*Challenge:* Narrow the data below down to the lines containing "state".

*Input:*
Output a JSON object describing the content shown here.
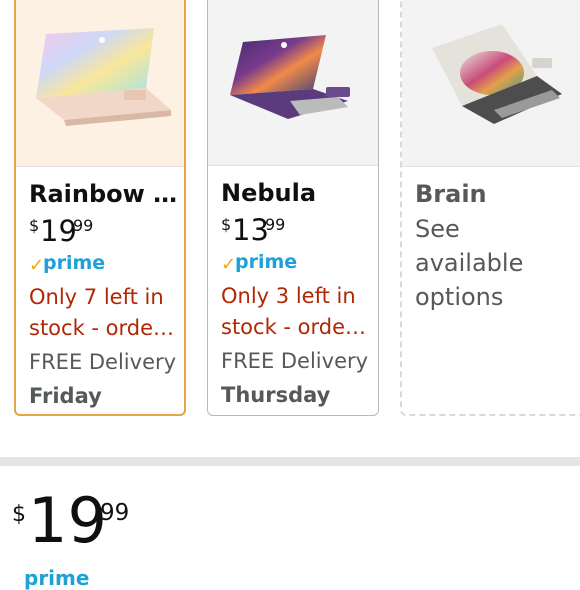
{
  "products": [
    {
      "title": "Rainbow …",
      "price": {
        "currency": "$",
        "whole": "19",
        "fraction": "99"
      },
      "prime": "prime",
      "stock": [
        "Only 7 left in",
        "stock - orde…"
      ],
      "delivery": "FREE Delivery",
      "delivery_day": "Friday",
      "state": "selected"
    },
    {
      "title": "Nebula",
      "price": {
        "currency": "$",
        "whole": "13",
        "fraction": "99"
      },
      "prime": "prime",
      "stock": [
        "Only 3 left in",
        "stock - orde…"
      ],
      "delivery": "FREE Delivery",
      "delivery_day": "Thursday",
      "state": "available"
    },
    {
      "title": "Brain",
      "options_text": [
        "See",
        "available",
        "options"
      ],
      "state": "unavailable"
    }
  ],
  "selected_price": {
    "currency": "$",
    "whole": "19",
    "fraction": "99"
  },
  "selected_prime": "prime",
  "colors": {
    "selected_border": "#e5a54a",
    "stock_red": "#b12704",
    "prime_blue": "#1da1d6",
    "prime_check": "#f7a500"
  }
}
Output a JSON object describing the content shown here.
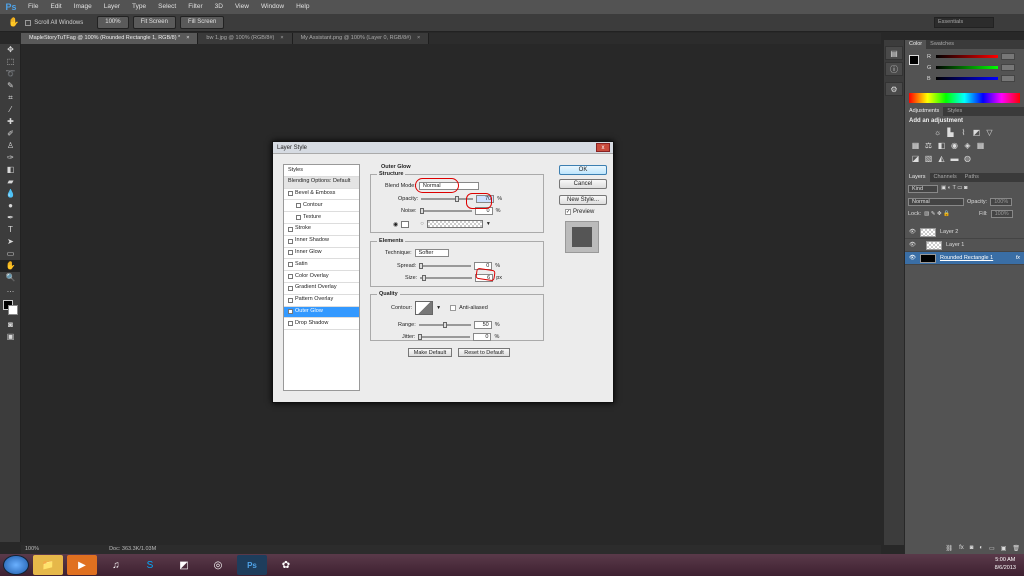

*Written answer:*
      "state": "selected"
      "state": "available"
      "state": "unavailable"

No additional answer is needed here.